Items from a data source
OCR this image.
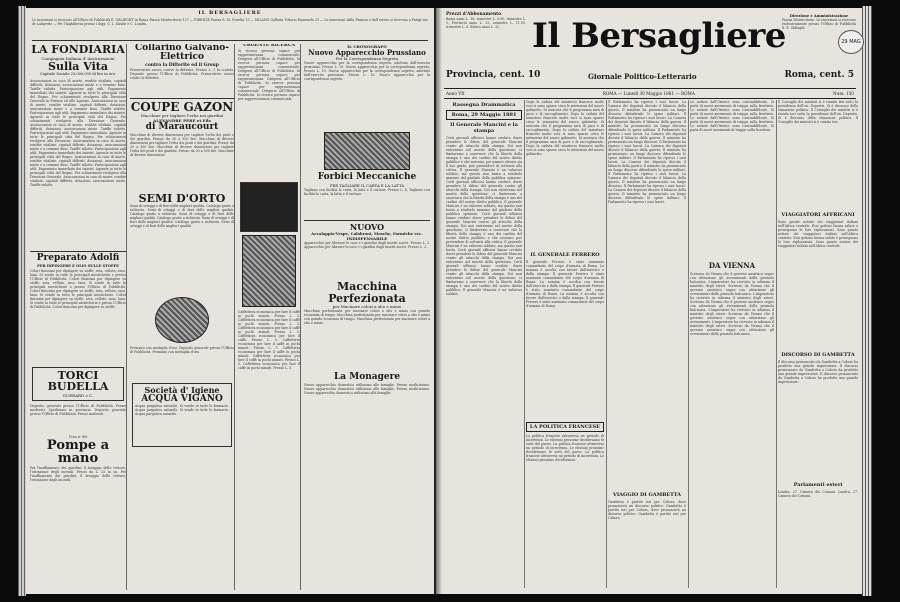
IL BERSAGLIERE
Le inserzioni si ricevono all'Ufficio di Pubblicità E. OBLIEGHT in Roma Piazza Montecitorio 127 — FIRENZE Piazza S. M. Novella 13 — MILANO Galleria Vittorio Emanuele 25 — Le inserzioni dalla Francia e dall'estero si ricevono a Parigi rue de Lafayette — Per l'Inghilterra presso i Sigg. G. L. Daube e C. Londra.
LA FONDIARIA
Compagnia Italiana d' Assicurazioni
Sulla Vita
Capitale Sociale 25,000,000 di lire in oro.
Assicurazioni in caso di morte, rendite vitalizie, capitali differiti, dotazioni, assicurazioni miste e a termine fisso. Tariffe ridotte. Partecipazione agli utili. Pagamento immediato dei sinistri. Agenzie in tutte le principali città del Regno. Per schiarimenti rivolgersi alla Direzione Generale in Firenze ed alle Agenzie. Assicurazioni in caso di morte, rendite vitalizie, capitali differiti, dotazioni, assicurazioni miste e a termine fisso. Tariffe ridotte. Partecipazione agli utili. Pagamento immediato dei sinistri. Agenzie in tutte le principali città del Regno. Per schiarimenti rivolgersi alla Direzione Generale. Assicurazioni in caso di morte, rendite vitalizie, capitali differiti, dotazioni, assicurazioni miste. Tariffe ridotte. Partecipazione agli utili. Pagamento immediato. Agenzie in tutte le principali città del Regno. Per schiarimenti rivolgersi alla Direzione. Assicurazioni in caso di morte, rendite vitalizie, capitali differiti, dotazioni, assicurazioni miste e a termine fisso. Tariffe ridotte. Partecipazione agli utili. Pagamento immediato dei sinistri. Agenzie in tutte le principali città del Regno. Assicurazioni in caso di morte, rendite vitalizie, capitali differiti, dotazioni, assicurazioni miste e a termine fisso. Tariffe ridotte. Partecipazione agli utili. Pagamento immediato dei sinistri. Agenzie in tutte le principali città del Regno. Per schiarimenti rivolgersi alla Direzione Generale. Assicurazioni in caso di morte, rendite vitalizie, capitali differiti, dotazioni, assicurazioni miste. Tariffe ridotte.
Preparato Adolfi
PER DIPINGERE E OLIO SULLE STOFFE
Colori finissimi per dipingere su stoffe, seta, velluto, raso, lana. Si vende in tutte le principali mesticherie e presso l'Ufficio di Pubblicità. Colori finissimi per dipingere su stoffe, seta, velluto, raso, lana. Si vende in tutte le principali mesticherie e presso l'Ufficio di Pubblicità. Colori finissimi per dipingere su stoffe, seta, velluto, raso, lana. Si vende in tutte le principali mesticherie. Colori finissimi per dipingere su stoffe, seta, velluto, raso, lana. Si vende in tutte le principali mesticherie e presso l'Ufficio di Pubblicità. Colori finissimi per dipingere su stoffe.
TORCI BUDELLA
GUERARD e C.
Deposito generale presso l'Ufficio di Pubblicità. Prezzi moderati. Spedizione in provincia. Deposito generale presso l'Ufficio di Pubblicità. Prezzi moderati.
Uso e 90
Pompe a mano
Per l'inaffiamento dei giardini, il lavaggio delle vetture, l'estinzione degli incendi. Prezzi da L. 25 in su. Per l'inaffiamento dei giardini, il lavaggio delle vetture, l'estinzione degli incendi.
Collarino Galvano-Elettrico
contro la Difterite ed il Group
Preservativo sicuro contro la difterite. Prezzo L. 3 la scatola. Deposito presso l'Ufficio di Pubblicità. Preservativo sicuro contro la difterite.
COUPE GAZON
Macchine per tagliare l'erba nei giardini
ALEXANDRE PERE et Fils
di Maraucourt
Macchine di diverse dimensioni per tagliare l'erba dei prati e dei giardini. Prezzi: da 30 a 300 lire. Macchine di diverse dimensioni per tagliare l'erba dei prati e dei giardini. Prezzi: da 30 a 300 lire. Macchine di diverse dimensioni per tagliare l'erba dei prati e dei giardini. Prezzi: da 30 a 300 lire. Macchine di diverse dimensioni.
SEMI D'ORTO
Semi di ortaggi e di fiori delle migliori qualità. Catalogo gratis a richiesta. Semi di ortaggi e di fiori delle migliori qualità. Catalogo gratis a richiesta. Semi di ortaggi e di fiori delle migliori qualità. Catalogo gratis a richiesta. Semi di ortaggi e di fiori delle migliori qualità. Catalogo gratis a richiesta. Semi di ortaggi e di fiori delle migliori qualità.
Premiato con medaglia d'oro. Deposito generale presso l'Ufficio di Pubblicità. Premiato con medaglia d'oro.
Società d' Igiene
ACQUA VIGANO
Acqua purgativa naturale. Si vende in tutte le farmacie. Acqua purgativa naturale. Si vende in tutte le farmacie. Acqua purgativa naturale.
URGENTE RICERCA
Si ricerca persona capace per rappresentanza commerciale. Dirigersi all'Ufficio di Pubblicità. Si ricerca persona capace per rappresentanza commerciale. Dirigersi all'Ufficio di Pubblicità. Si ricerca persona capace per rappresentanza. Dirigersi all'Ufficio di Pubblicità. Si ricerca persona capace per rappresentanza commerciale. Dirigersi all'Ufficio di Pubblicità. Si ricerca persona capace per rappresentanza commerciale.
Caffettiera economica per fare il caffè in pochi minuti. Prezzo L. 5. Caffettiera economica per fare il caffè in pochi minuti. Prezzo L. 5. Caffettiera economica per fare il caffè in pochi minuti. Prezzo L. 5. Caffettiera economica per fare il caffè. Prezzo L. 5. Caffettiera economica per fare il caffè in pochi minuti. Prezzo L. 5. Caffettiera economica per fare il caffè in pochi minuti. Caffettiera economica per fare il caffè in pochi minuti. Prezzo L. 5. Caffettiera economica per fare il caffè in pochi minuti. Prezzo L. 5.
IL CRONOGRAFO
Nuovo Apparecchio Prussiano
Per la Corrispondenza Segreta
Nuovo apparecchio per la corrispondenza segreta, adottato dall'esercito prussiano. Prezzo L. 10. Nuovo apparecchio per la corrispondenza segreta. Prezzo L. 10. Nuovo apparecchio per la corrispondenza segreta, adottato dall'esercito prussiano. Prezzo L. 10. Nuovo apparecchio per la corrispondenza segreta.
Forbici Meccaniche
PER TAGLIARE IL CARTA E LA LATTA
Tagliano con facilità la carta, la latta e il cartone. Prezzo L. 4. Tagliano con facilità la carta, la latta e il cartone.
NUOVO
Accalappia-Vespe, Calabroni, Mosche, Formiche ecc.
INDISPENSABILE
Apparecchio per liberare le case e i giardini dagli insetti nocivi. Prezzo L. 2. Apparecchio per liberare le case e i giardini dagli insetti nocivi. Prezzo L. 2.
Macchina Perfezionata
per Macinare colori a olio e minio
Macchina perfezionata per macinare colori a olio e minio con grande economia di tempo. Macchina perfezionata per macinare colori a olio e minio con grande economia di tempo. Macchina perfezionata per macinare colori a olio e minio.
La Monagere
Nuovo apparecchio domestico utilissimo alle famiglie. Prezzo modicissimo. Nuovo apparecchio domestico utilissimo alle famiglie. Prezzo modicissimo. Nuovo apparecchio domestico utilissimo alle famiglie.
Prezzi d'Abbonamento
Roma anno L. 18, semestre L. 9.50, trimestre L. 5. Provincia anno L. 22, semestre L. 11.50, trimestre L. 6. Estero anno L. 32. Il Bersagliere	Direzione e Amministrazione
Piazza Montecitorio. Le inserzioni si ricevono esclusivamente presso l'Ufficio di Pubblicità E. E. Oblieght.
Provincia, cent. 10	Giornale Politico-Letterario	Roma, cent. 5
Anno VII	ROMA — Lunedì 30 Maggio 1881 — ROMA	Num. 150
Rassegna Drammatica
Roma, 29 Maggio 1881
Il Generale Mancini e la stampa
Certi giornali ufficiosi hanno creduto dover prendere le difese del generale Mancini contro gli attacchi della stampa. Noi non entreremo nel merito della questione; ci limiteremo a osservare che la libertà della stampa è uno dei cardini del nostro diritto pubblico e che nessuno, per quanto elevato sia il suo grado, può pretendere di sottrarsi alla critica. Il generale Mancini è un valoroso soldato; ma questo non basta a renderlo immune dal giudizio della pubblica opinione. Certi giornali ufficiosi hanno creduto dover prendere le difese del generale contro gli attacchi della stampa. Noi non entreremo nel merito della questione; ci limiteremo a osservare che la libertà della stampa è uno dei cardini del nostro diritto pubblico. Il generale Mancini è un valoroso soldato; ma questo non basta a renderlo immune dal giudizio della pubblica opinione. Certi giornali ufficiosi hanno creduto dover prendere le difese del generale Mancini contro gli attacchi della stampa. Noi non entreremo nel merito della questione; ci limiteremo a osservare che la libertà della stampa è uno dei cardini del nostro diritto pubblico e che nessuno può pretendere di sottrarsi alla critica. Il generale Mancini è un valoroso soldato; ma questo non basta. Certi giornali ufficiosi hanno creduto dover prendere le difese del generale Mancini contro gli attacchi della stampa. Noi non entreremo nel merito della questione. Certi giornali ufficiosi hanno creduto dover prendere le difese del generale Mancini contro gli attacchi della stampa. Noi non entreremo nel merito della questione; ci limiteremo a osservare che la libertà della stampa è uno dei cardini del nostro diritto pubblico. Il generale Mancini è un valoroso soldato.
Dopo la caduta del ministero francese molte voci si sono sparse circa le intenzioni del nuovo gabinetto. Si assicura che il programma sarà di pace e di raccoglimento. Dopo la caduta del ministero francese molte voci si sono sparse circa le intenzioni del nuovo gabinetto. Si assicura che il programma sarà di pace e di raccoglimento. Dopo la caduta del ministero francese molte voci si sono sparse circa le intenzioni del nuovo gabinetto. Si assicura che il programma sarà di pace e di raccoglimento. Dopo la caduta del ministero francese molte voci si sono sparse circa le intenzioni del nuovo gabinetto.
IL GENERALE FERRERO
Il generale Ferrero è stato nominato comandante del corpo d'armata di Roma. La nomina è accolta con favore dall'esercito e dalla stampa. Il generale Ferrero è stato nominato comandante del corpo d'armata di Roma. La nomina è accolta con favore dall'esercito e dalla stampa. Il generale Ferrero è stato nominato comandante del corpo d'armata di Roma. La nomina è accolta con favore dall'esercito e dalla stampa. Il generale Ferrero è stato nominato comandante del corpo d'armata di Roma.
LA POLITICA FRANCESE
La politica francese attraversa un periodo di incertezza. Le elezioni prossime decideranno le sorti del paese. La politica francese attraversa un periodo di incertezza. Le elezioni prossime decideranno le sorti del paese. La politica francese attraversa un periodo di incertezza. Le elezioni prossime decideranno.
Il Parlamento ha ripreso i suoi lavori. La Camera dei deputati discute il bilancio della guerra. Il ministro ha pronunciato un lungo discorso difendendo le spese militari. Il Parlamento ha ripreso i suoi lavori. La Camera dei deputati discute il bilancio della guerra. Il ministro ha pronunciato un lungo discorso difendendo le spese militari. Il Parlamento ha ripreso i suoi lavori. La Camera dei deputati discute il bilancio della guerra. Il ministro ha pronunciato un lungo discorso. Il Parlamento ha ripreso i suoi lavori. La Camera dei deputati discute il bilancio della guerra. Il ministro ha pronunciato un lungo discorso difendendo le spese militari. Il Parlamento ha ripreso i suoi lavori. La Camera dei deputati discute il bilancio della guerra. Il ministro ha pronunciato un lungo discorso difendendo le spese militari. Il Parlamento ha ripreso i suoi lavori. La Camera dei deputati discute il bilancio della guerra. Il ministro ha pronunciato un lungo discorso. Il Parlamento ha ripreso i suoi lavori. La Camera dei deputati discute il bilancio della guerra. Il ministro ha pronunciato un lungo discorso difendendo le spese militari. Il Parlamento ha ripreso i suoi lavori.
VIAGGIO DI GAMBETTA
Gambetta è partito ieri per Cahors, dove pronuncerà un discorso politico. Gambetta è partito ieri per Cahors, dove pronuncerà un discorso politico. Gambetta è partito ieri per Cahors.
Le notizie dall'Oriente sono contraddittorie. Si parla di nuovi movimenti di truppe sulla frontiera. Le notizie dall'Oriente sono contraddittorie. Si parla di nuovi movimenti di truppe sulla frontiera. Le notizie dall'Oriente sono contraddittorie. Si parla di nuovi movimenti di truppe sulla frontiera. Le notizie dall'Oriente sono contraddittorie. Si parla di nuovi movimenti di truppe sulla frontiera.
DA VIENNA
Scrivono da Vienna che il governo austriaco segue con attenzione gli avvenimenti della penisola balcanica. L'imperatore ha ricevuto in udienza il ministro degli esteri. Scrivono da Vienna che il governo austriaco segue con attenzione gli avvenimenti della penisola balcanica. L'imperatore ha ricevuto in udienza il ministro degli esteri. Scrivono da Vienna che il governo austriaco segue con attenzione gli avvenimenti della penisola balcanica. L'imperatore ha ricevuto in udienza il ministro degli esteri. Scrivono da Vienna che il governo austriaco segue con attenzione gli avvenimenti. L'imperatore ha ricevuto in udienza il ministro degli esteri. Scrivono da Vienna che il governo austriaco segue con attenzione gli avvenimenti della penisola balcanica.
Il Consiglio dei ministri si è riunito ieri sotto la presidenza dell'on. Depretis. Si è discusso della situazione politica. Il Consiglio dei ministri si è riunito ieri sotto la presidenza dell'on. Depretis. Si è discusso della situazione politica. Il Consiglio dei ministri si è riunito ieri.
VIAGGIATORI AFFRICANI
Sono giunte notizie dei viaggiatori italiani nell'Africa centrale. Essi godono buona salute e proseguono le loro esplorazioni. Sono giunte notizie dei viaggiatori italiani nell'Africa centrale. Essi godono buona salute e proseguono le loro esplorazioni. Sono giunte notizie dei viaggiatori italiani nell'Africa centrale.
DISCORSO DI GAMBETTA
Il discorso pronunciato da Gambetta a Cahors ha prodotto una grande impressione. Il discorso pronunciato da Gambetta a Cahors ha prodotto una grande impressione. Il discorso pronunciato da Gambetta a Cahors ha prodotto una grande impressione.
Parlamenti esteri
Londra, 27. Camera dei Comuni. Londra, 27. Camera dei Comuni.
29 MAG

* **Your task**: Copy each line of the listing that contains the string "Prezzi".

* **Full response**:
Deposito generale presso l'Ufficio di Pubblicità. Prezzi moderati. Spedizione in provincia. Deposito generale presso l'Ufficio di Pubblicità. Prezzi moderati.
Per l'inaffiamento dei giardini, il lavaggio delle vetture, l'estinzione degli incendi. Prezzi da L. 25 in su. Per l'inaffiamento dei giardini, il lavaggio delle vetture, l'estinzione degli incendi.
Macchine di diverse dimensioni per tagliare l'erba dei prati e dei giardini. Prezzi: da 30 a 300 lire. Macchine di diverse dimensioni per tagliare l'erba dei prati e dei giardini. Prezzi: da 30 a 300 lire. Macchine di diverse dimensioni per tagliare l'erba dei prati e dei giardini. Prezzi: da 30 a 300 lire. Macchine di diverse dimensioni.
Prezzi d'Abbonamento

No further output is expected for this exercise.